◆ TASK OBJECTIVE ◆
Present every line in which the string "friends" appears.

◆ EXERCISE MATERIALS ◆
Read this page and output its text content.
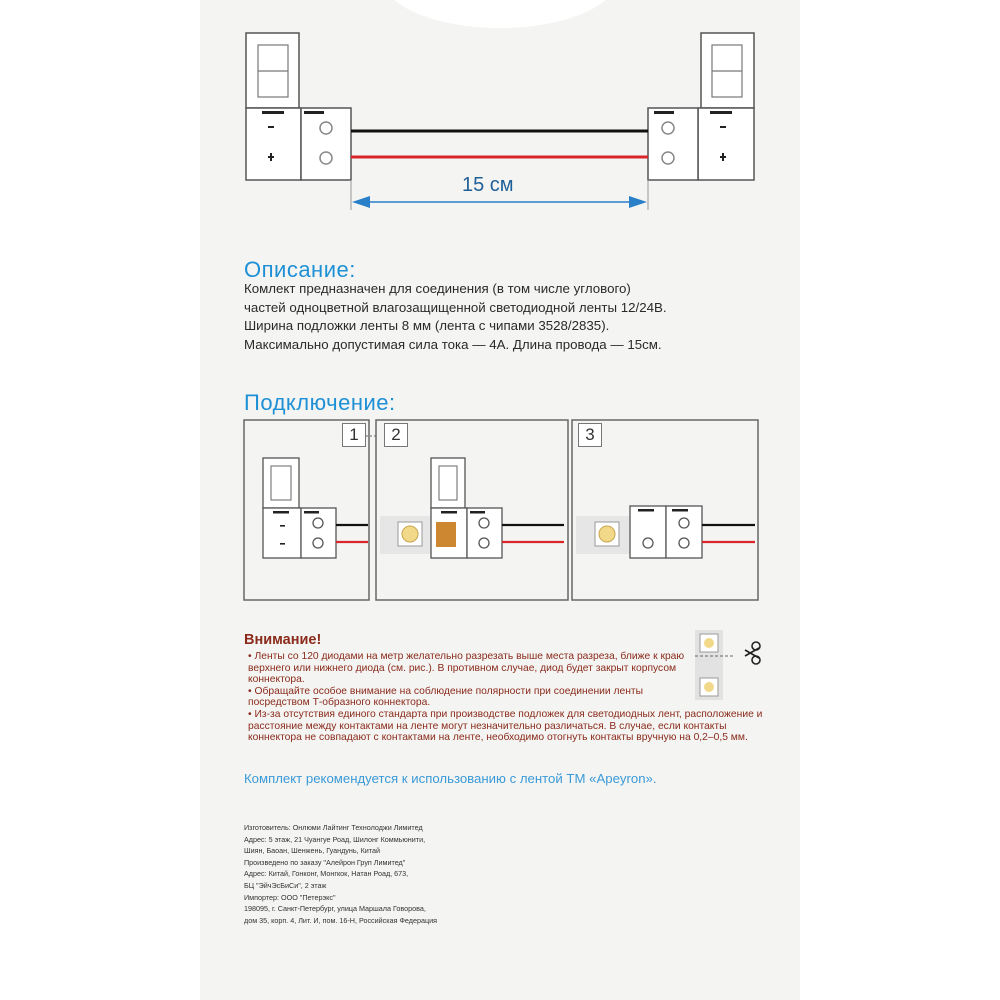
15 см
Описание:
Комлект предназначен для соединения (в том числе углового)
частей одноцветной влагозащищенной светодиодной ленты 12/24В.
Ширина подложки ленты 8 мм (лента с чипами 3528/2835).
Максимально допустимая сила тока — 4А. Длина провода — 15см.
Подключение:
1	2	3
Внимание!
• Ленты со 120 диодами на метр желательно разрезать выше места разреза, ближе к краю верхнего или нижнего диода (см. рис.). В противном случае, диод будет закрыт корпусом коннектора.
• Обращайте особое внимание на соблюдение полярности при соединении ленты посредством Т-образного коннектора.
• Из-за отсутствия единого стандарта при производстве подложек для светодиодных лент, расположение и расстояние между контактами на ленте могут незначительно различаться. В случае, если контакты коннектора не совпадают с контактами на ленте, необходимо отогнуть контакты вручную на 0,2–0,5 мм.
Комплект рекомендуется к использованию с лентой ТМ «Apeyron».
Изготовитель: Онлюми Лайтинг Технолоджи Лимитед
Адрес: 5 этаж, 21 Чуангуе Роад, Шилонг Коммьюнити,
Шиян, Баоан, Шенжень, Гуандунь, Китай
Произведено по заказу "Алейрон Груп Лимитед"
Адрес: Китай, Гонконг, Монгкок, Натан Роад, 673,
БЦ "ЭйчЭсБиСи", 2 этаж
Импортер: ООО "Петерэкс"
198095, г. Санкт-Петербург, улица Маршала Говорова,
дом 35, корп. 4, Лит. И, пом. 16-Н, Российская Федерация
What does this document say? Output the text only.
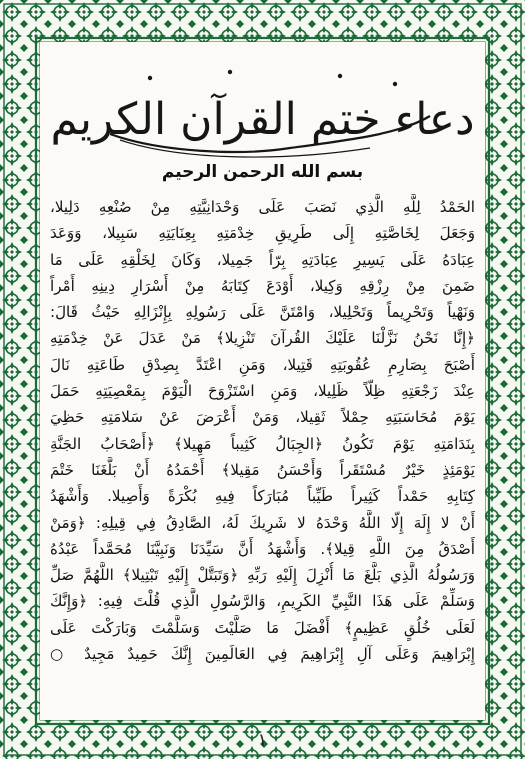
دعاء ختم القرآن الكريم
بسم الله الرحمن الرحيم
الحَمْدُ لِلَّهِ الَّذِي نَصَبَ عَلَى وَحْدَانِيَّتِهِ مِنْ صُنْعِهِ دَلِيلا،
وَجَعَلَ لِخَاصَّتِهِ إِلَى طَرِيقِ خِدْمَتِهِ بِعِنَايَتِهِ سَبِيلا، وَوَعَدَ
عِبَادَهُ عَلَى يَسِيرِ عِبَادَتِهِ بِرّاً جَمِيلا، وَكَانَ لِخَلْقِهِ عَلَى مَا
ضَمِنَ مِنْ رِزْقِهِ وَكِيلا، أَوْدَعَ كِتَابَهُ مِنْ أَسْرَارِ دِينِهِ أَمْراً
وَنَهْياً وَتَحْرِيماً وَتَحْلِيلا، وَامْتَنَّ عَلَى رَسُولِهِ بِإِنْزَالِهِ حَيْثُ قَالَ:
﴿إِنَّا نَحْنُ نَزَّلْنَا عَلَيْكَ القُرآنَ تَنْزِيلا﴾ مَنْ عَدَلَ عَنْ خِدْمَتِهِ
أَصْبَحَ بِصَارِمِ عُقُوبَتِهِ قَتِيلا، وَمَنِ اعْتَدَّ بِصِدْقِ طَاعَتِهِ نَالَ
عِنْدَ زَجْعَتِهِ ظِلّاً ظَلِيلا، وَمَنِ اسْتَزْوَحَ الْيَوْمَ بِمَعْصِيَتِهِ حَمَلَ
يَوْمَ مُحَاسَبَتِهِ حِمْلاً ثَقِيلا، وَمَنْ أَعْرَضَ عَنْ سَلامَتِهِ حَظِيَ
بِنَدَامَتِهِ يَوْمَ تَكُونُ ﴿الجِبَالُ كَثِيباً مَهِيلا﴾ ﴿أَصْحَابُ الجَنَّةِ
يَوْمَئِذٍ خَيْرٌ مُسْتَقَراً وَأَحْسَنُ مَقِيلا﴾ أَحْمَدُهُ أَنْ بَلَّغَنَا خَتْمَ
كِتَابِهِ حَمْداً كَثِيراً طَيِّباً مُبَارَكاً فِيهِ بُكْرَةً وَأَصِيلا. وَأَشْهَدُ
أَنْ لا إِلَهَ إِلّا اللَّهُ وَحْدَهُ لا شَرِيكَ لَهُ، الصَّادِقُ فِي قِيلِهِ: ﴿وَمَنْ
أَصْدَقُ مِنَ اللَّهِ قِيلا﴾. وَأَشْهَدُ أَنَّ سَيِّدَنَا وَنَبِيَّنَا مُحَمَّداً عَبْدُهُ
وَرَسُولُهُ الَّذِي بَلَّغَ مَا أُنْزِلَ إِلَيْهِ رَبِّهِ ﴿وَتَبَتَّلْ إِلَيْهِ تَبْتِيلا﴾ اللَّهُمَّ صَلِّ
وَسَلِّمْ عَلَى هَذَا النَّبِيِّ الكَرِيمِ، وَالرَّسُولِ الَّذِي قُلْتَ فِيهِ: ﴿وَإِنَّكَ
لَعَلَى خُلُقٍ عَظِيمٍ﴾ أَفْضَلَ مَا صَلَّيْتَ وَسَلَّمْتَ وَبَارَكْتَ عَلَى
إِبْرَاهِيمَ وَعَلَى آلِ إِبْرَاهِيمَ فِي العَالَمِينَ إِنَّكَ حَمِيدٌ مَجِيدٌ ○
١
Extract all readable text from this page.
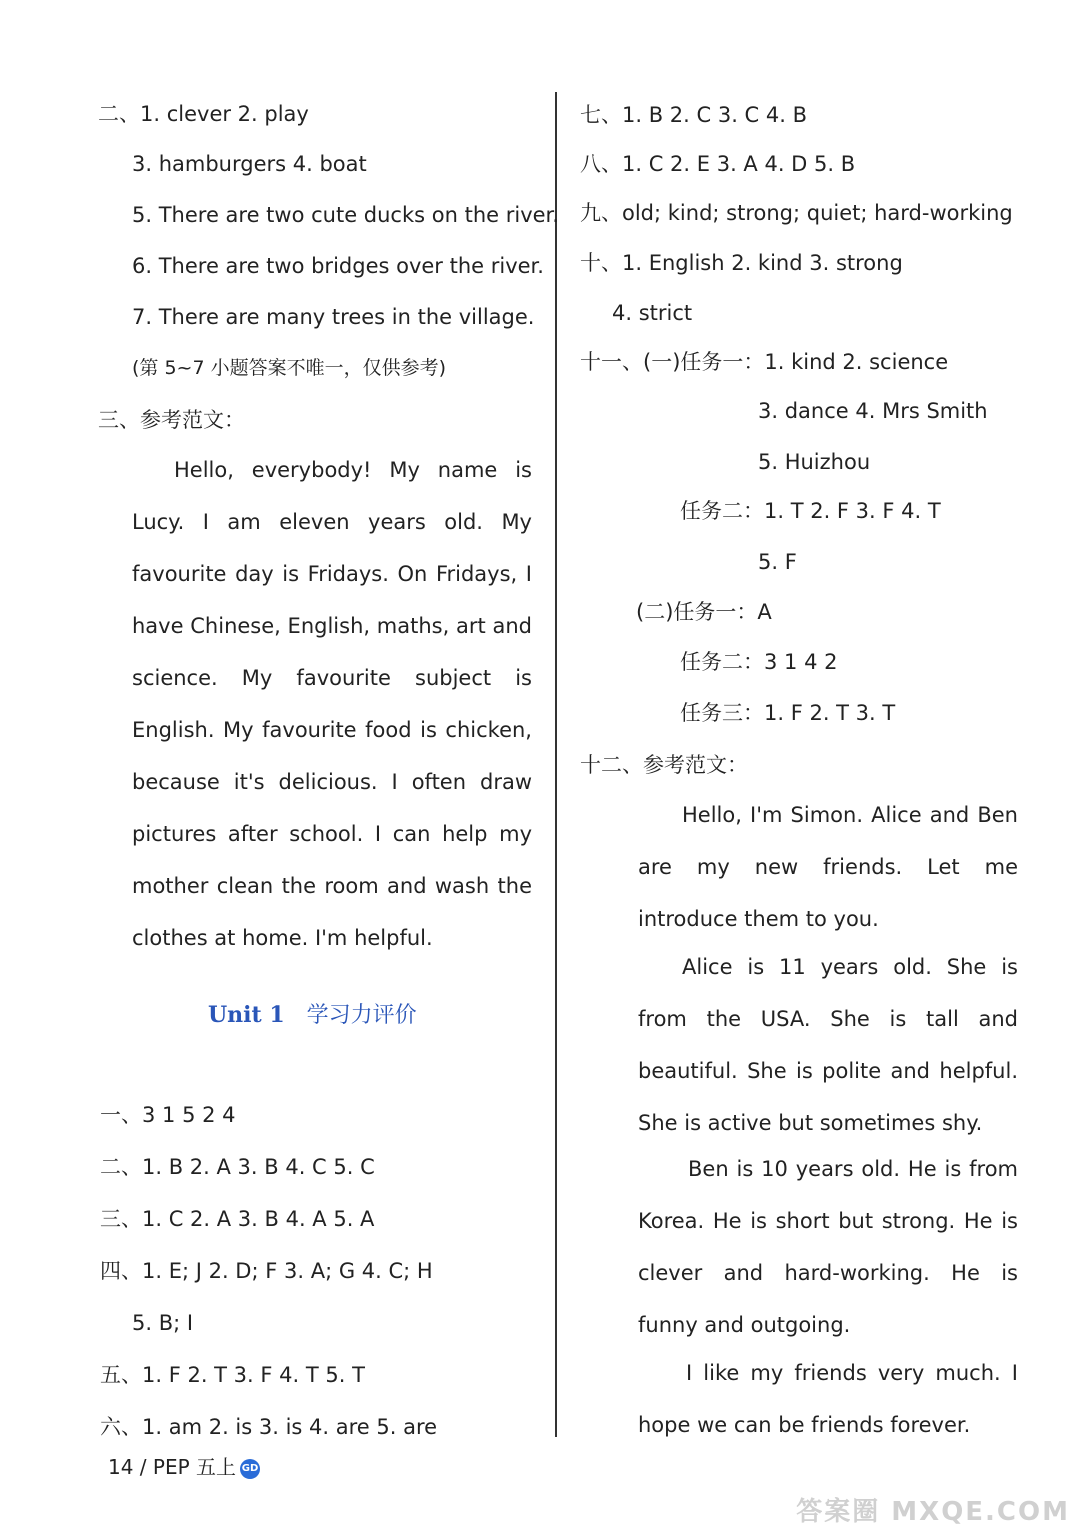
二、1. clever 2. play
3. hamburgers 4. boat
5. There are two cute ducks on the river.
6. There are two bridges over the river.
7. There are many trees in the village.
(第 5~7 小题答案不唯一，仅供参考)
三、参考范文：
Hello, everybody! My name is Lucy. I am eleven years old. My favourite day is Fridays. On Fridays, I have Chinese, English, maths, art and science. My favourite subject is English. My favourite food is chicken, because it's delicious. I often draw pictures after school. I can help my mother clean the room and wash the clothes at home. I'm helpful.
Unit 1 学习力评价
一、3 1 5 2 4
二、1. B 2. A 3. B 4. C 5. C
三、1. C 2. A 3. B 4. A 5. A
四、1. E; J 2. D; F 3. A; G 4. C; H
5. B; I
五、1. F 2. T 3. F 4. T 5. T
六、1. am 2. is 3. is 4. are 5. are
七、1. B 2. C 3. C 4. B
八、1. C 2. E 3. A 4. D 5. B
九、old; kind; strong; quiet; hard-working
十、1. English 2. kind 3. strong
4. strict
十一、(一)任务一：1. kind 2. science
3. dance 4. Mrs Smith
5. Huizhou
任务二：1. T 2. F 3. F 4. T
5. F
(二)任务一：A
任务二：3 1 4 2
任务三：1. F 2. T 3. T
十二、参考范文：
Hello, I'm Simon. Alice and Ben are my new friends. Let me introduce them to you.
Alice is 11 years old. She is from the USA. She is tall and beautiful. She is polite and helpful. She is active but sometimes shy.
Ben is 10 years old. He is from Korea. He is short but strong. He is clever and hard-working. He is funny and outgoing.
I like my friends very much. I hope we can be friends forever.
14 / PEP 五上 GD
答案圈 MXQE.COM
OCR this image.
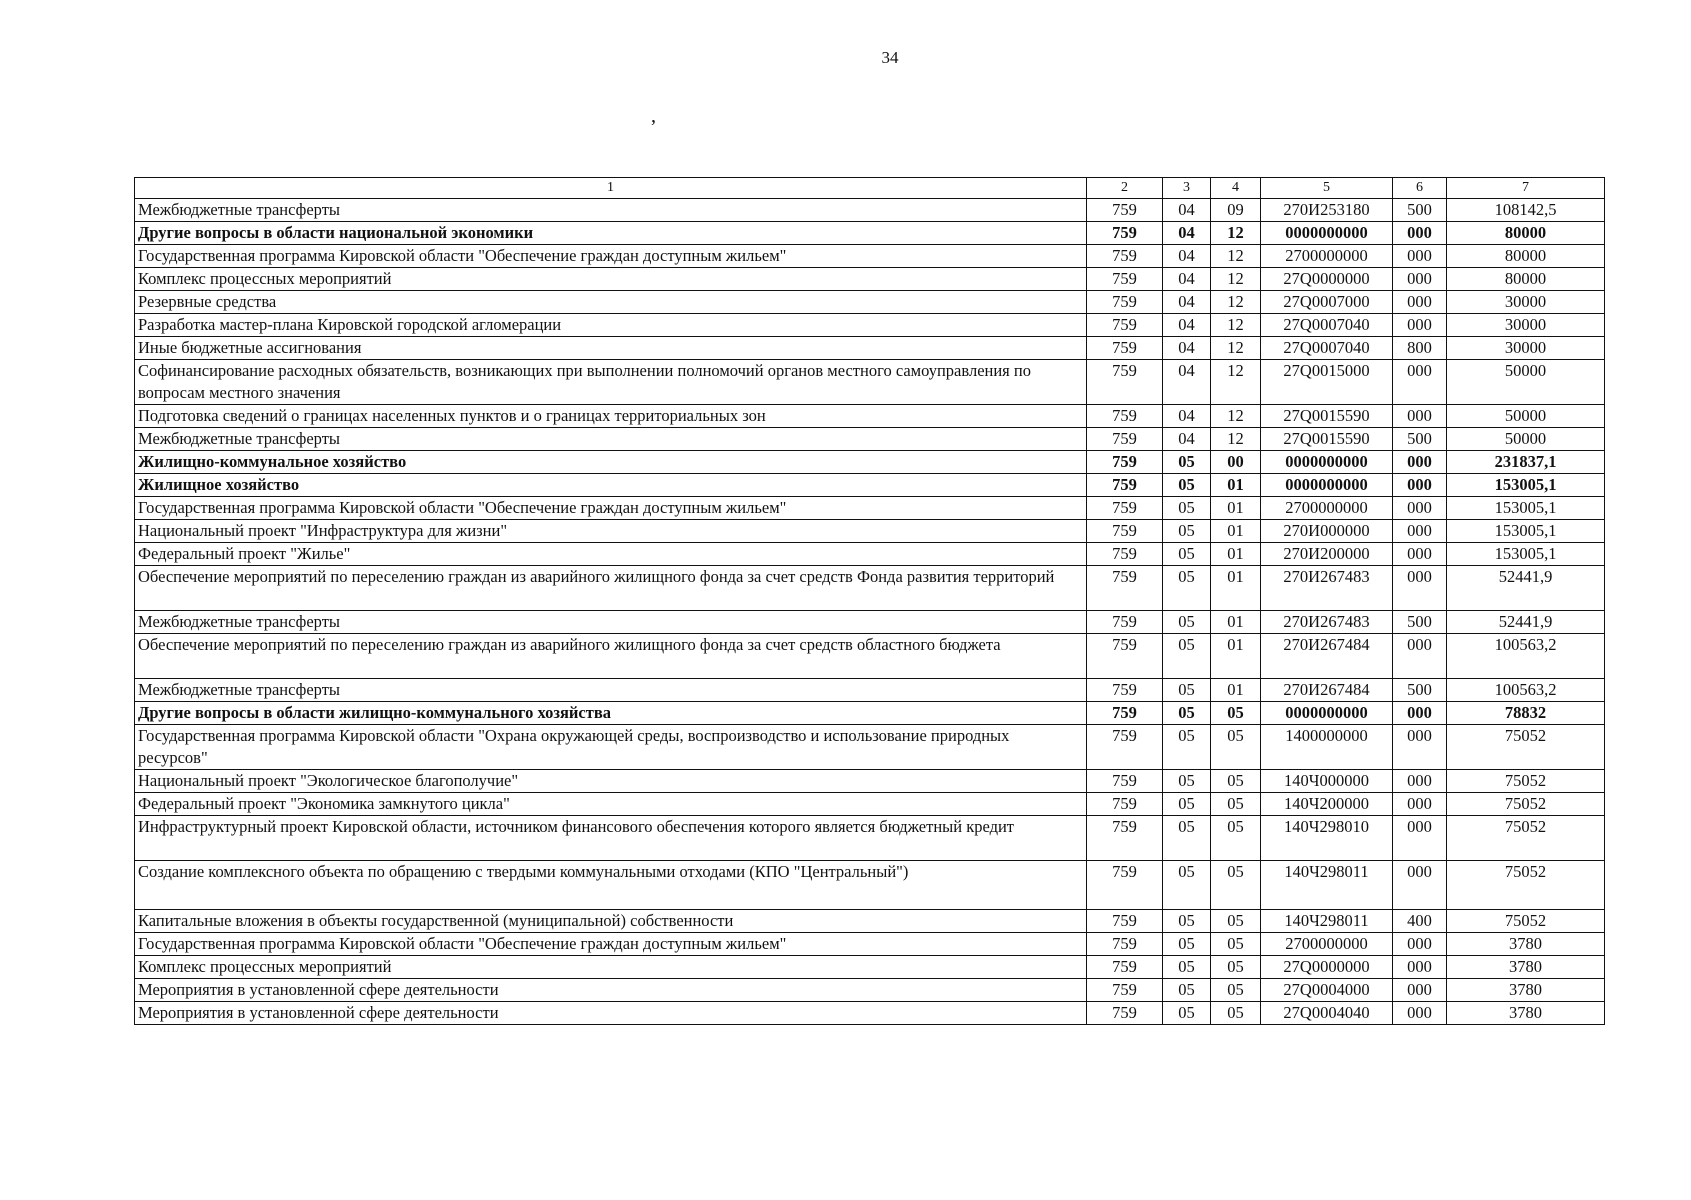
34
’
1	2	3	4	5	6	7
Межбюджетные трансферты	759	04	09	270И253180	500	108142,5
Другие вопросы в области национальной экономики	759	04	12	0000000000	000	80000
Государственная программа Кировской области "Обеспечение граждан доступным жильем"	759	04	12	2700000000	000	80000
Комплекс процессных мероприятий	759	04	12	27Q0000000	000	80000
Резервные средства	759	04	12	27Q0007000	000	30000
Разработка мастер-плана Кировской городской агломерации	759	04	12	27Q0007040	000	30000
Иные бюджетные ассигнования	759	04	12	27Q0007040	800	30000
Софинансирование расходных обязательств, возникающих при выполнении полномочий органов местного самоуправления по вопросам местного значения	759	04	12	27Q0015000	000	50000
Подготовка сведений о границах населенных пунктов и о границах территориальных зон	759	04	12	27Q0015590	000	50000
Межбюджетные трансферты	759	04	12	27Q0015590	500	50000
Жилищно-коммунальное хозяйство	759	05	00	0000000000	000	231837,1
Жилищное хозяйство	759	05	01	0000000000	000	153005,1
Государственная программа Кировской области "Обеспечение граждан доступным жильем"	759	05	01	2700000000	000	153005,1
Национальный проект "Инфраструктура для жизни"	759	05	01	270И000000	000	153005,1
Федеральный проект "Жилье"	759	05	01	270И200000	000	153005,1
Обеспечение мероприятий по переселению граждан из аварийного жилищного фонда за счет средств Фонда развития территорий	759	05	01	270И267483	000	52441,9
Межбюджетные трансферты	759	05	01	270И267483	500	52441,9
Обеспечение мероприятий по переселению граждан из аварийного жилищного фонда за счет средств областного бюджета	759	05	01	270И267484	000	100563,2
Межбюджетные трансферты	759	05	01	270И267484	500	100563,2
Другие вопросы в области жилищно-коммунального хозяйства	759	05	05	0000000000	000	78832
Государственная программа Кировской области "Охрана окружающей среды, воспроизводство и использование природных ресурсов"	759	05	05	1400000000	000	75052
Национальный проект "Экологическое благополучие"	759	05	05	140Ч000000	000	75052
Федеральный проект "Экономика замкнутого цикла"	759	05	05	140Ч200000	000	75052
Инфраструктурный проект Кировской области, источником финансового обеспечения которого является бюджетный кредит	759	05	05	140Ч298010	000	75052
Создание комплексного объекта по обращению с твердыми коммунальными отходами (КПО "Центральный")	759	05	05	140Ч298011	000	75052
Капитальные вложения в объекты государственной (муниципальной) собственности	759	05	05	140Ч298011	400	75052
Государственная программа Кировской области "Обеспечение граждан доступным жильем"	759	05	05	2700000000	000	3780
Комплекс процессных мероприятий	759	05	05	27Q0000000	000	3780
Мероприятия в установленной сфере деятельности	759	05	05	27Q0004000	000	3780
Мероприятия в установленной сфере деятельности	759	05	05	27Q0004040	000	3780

◆ IN RESPONSE ◆
Hello, I'm Simon. Alice and Ben are my new friends. Let me introduce them to you.
I like my friends very much. I hope we can be friends forever.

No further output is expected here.